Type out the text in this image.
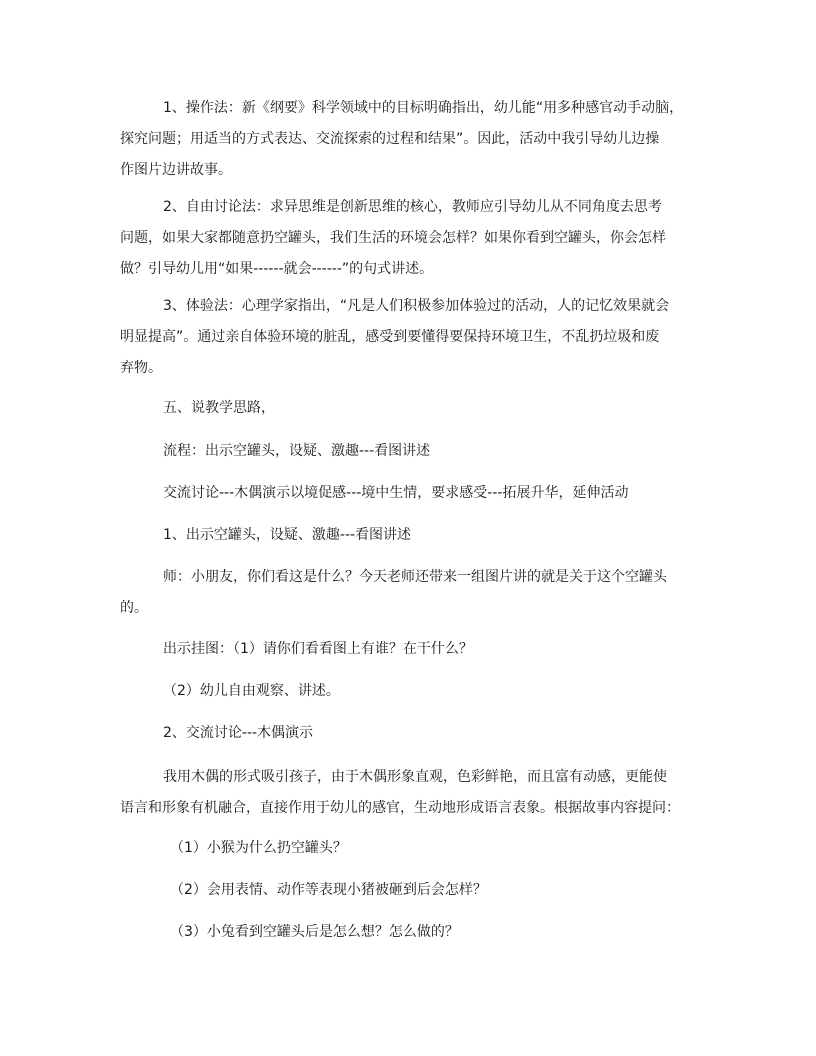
1、操作法：新《纲要》科学领域中的目标明确指出，幼儿能“用多种感官动手动脑，
探究问题；用适当的方式表达、交流探索的过程和结果”。因此，活动中我引导幼儿边操
作图片边讲故事。

2、自由讨论法：求异思维是创新思维的核心，教师应引导幼儿从不同角度去思考
问题，如果大家都随意扔空罐头，我们生活的环境会怎样？如果你看到空罐头，你会怎样
做？引导幼儿用“如果------就会------”的句式讲述。

3、体验法：心理学家指出，“凡是人们积极参加体验过的活动，人的记忆效果就会
明显提高”。通过亲自体验环境的脏乱，感受到要懂得要保持环境卫生，不乱扔垃圾和废
弃物。

五、说教学思路，

流程：出示空罐头，设疑、激趣---看图讲述

交流讨论---木偶演示以境促感---境中生情，要求感受---拓展升华，延伸活动

1、出示空罐头，设疑、激趣---看图讲述

师：小朋友，你们看这是什么？今天老师还带来一组图片讲的就是关于这个空罐头
的。

出示挂图：（1）请你们看看图上有谁？在干什么？

（2）幼儿自由观察、讲述。

2、交流讨论---木偶演示

我用木偶的形式吸引孩子，由于木偶形象直观，色彩鲜艳，而且富有动感，更能使
语言和形象有机融合，直接作用于幼儿的感官，生动地形成语言表象。根据故事内容提问：

（1）小猴为什么扔空罐头？

（2）会用表情、动作等表现小猪被砸到后会怎样？

（3）小兔看到空罐头后是怎么想？怎么做的？
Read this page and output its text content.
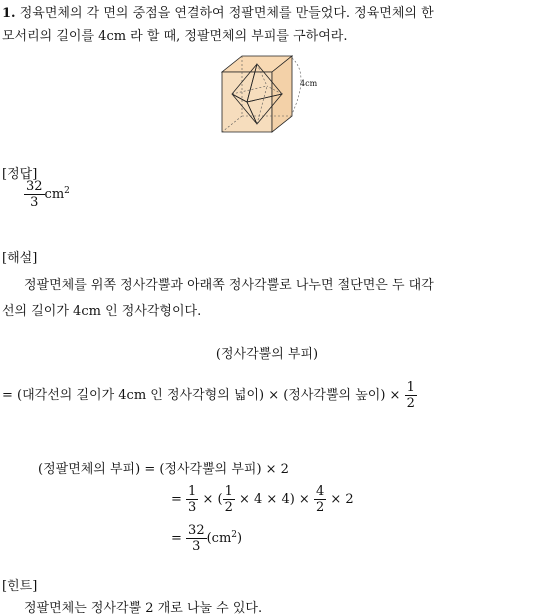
1. 정육면체의 각 면의 중점을 연결하여 정팔면체를 만들었다. 정육면체의 한
모서리의 길이를 4cm 라 할 때, 정팔면체의 부피를 구하여라.
4cm
[정답]
$\frac{32}{3} cm^2$
[해설]
정팔면체를 위쪽 정사각뿔과 아래쪽 정사각뿔로 나누면 절단면은 두 대각
선의 길이가 4cm 인 정사각형이다.
(정사각뿔의 부피)
= (대각선의 길이가 4cm 인 정사각형의 넓이) × (정사각뿔의 높이) × $\frac{1}{2}$
(정팔면체의 부피) = (정사각뿔의 부피) × 2
= $\frac{1}{3}$ × ( $\frac{1}{2} \times 4 \times 4) \times \frac{4}{2} \times 2$
= $\frac{32}{3} (cm^2)$
[힌트]
정팔면체는 정사각뿔 2 개로 나눌 수 있다.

**WHAT TO WORK ON:** Go through the material above and count the lines that contain "정사각뿔의"; answer with the number alone.

**FINAL RESULT:** 3